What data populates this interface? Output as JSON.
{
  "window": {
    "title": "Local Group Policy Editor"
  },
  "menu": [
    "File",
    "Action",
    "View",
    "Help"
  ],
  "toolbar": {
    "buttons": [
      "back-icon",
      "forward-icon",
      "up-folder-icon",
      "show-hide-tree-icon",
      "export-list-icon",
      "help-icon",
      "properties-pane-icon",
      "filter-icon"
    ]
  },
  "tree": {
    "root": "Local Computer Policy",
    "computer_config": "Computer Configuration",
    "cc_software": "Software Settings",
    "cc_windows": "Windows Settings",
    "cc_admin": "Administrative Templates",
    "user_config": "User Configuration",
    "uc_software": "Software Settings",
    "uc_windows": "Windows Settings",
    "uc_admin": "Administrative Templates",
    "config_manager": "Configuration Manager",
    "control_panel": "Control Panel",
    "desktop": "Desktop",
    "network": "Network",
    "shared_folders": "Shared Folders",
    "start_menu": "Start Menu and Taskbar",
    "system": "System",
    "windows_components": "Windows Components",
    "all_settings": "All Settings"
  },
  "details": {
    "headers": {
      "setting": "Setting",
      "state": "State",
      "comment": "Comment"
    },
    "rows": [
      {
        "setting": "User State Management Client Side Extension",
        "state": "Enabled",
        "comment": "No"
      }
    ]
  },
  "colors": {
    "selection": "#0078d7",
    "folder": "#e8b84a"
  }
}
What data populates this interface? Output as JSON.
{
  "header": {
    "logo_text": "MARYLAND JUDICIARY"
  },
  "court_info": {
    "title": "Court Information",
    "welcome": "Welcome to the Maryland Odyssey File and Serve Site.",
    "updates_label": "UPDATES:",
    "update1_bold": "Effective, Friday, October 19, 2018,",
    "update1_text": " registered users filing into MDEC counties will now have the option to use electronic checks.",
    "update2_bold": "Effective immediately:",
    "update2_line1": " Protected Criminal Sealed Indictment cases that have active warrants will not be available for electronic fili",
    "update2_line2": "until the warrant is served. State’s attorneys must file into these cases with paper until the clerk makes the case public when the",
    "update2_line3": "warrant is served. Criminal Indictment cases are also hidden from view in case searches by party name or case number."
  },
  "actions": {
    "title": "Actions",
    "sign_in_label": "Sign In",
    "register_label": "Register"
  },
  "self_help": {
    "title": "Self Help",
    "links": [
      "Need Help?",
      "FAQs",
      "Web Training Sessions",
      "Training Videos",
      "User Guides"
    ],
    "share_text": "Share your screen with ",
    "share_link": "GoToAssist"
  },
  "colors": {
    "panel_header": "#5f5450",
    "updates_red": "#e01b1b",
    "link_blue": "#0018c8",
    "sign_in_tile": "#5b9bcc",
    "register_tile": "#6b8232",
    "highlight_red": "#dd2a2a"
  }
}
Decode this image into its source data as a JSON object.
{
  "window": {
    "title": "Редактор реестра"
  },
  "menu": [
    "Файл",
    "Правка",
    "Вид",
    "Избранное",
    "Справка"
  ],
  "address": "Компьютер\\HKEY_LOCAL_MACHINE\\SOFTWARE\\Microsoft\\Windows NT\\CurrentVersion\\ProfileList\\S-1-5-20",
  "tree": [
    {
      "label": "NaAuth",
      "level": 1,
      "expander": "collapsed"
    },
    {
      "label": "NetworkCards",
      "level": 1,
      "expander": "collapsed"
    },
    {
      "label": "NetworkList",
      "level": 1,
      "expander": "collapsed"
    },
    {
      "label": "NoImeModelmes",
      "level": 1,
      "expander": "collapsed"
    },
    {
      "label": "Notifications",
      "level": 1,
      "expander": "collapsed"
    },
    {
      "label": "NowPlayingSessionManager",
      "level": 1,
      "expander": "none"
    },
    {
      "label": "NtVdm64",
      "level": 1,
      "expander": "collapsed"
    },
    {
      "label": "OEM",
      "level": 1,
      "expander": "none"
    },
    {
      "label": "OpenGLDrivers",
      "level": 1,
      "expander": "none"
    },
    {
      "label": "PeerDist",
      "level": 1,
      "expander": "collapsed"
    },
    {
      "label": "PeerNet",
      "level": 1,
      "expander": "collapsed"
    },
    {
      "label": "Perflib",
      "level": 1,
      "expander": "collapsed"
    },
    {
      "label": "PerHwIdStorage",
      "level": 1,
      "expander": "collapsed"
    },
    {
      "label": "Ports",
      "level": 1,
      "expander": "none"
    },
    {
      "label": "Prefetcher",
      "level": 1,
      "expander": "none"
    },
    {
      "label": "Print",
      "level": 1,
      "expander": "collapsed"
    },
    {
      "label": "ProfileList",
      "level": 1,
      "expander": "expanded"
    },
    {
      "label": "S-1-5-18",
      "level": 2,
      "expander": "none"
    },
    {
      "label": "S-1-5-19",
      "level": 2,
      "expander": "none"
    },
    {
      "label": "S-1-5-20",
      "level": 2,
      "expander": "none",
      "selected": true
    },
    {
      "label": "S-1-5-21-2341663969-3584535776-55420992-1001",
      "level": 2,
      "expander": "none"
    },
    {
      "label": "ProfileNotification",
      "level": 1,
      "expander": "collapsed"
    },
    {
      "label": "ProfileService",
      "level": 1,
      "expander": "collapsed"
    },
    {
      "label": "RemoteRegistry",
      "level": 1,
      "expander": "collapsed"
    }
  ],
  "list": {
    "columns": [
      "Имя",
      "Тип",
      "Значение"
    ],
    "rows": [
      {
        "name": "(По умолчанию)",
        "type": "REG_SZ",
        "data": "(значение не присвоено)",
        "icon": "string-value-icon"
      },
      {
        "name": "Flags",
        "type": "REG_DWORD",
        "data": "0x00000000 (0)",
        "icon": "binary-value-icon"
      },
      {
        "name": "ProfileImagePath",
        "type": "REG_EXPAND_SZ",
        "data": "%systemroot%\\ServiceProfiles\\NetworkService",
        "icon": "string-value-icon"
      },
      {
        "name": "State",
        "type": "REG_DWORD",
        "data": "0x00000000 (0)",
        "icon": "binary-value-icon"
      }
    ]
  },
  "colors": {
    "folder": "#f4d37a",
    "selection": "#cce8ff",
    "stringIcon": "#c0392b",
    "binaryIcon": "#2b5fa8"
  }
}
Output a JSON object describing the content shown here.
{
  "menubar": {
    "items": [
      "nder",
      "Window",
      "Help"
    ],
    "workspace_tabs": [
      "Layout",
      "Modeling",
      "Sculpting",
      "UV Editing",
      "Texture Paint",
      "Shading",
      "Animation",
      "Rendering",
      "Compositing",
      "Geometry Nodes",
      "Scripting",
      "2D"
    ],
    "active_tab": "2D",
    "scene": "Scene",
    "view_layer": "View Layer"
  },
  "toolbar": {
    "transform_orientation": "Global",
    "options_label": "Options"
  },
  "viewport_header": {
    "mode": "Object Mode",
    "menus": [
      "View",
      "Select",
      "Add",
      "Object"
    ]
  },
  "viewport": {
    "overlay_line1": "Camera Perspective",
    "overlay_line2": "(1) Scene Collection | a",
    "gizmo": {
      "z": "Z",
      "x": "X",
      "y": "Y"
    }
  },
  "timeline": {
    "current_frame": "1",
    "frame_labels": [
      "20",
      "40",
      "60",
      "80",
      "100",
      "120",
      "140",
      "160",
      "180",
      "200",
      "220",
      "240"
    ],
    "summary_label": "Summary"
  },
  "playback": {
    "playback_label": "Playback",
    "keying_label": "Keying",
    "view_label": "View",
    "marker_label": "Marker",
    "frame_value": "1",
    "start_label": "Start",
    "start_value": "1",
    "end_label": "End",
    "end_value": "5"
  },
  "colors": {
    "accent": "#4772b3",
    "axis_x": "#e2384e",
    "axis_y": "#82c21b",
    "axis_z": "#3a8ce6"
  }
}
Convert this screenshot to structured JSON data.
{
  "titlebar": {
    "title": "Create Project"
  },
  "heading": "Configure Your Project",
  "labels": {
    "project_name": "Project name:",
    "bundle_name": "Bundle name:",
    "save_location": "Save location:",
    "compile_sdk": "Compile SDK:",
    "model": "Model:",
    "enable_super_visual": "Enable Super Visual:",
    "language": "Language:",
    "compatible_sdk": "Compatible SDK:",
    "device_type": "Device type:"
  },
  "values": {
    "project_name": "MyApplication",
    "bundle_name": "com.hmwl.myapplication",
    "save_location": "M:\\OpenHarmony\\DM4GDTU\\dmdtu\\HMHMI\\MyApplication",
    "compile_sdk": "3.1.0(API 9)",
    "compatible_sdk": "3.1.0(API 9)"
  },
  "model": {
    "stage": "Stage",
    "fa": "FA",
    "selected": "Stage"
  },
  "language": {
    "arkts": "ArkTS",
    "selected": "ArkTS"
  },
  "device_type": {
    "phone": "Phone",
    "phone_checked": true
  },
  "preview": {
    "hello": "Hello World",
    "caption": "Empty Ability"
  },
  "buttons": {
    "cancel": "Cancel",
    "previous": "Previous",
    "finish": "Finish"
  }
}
_ _ _ _ _ _ _
* What is expected *
From the data, pick out every line that includes "Scene".

* Full response *
    "scene": "Scene",
    "overlay_line2": "(1) Scene Collection | a",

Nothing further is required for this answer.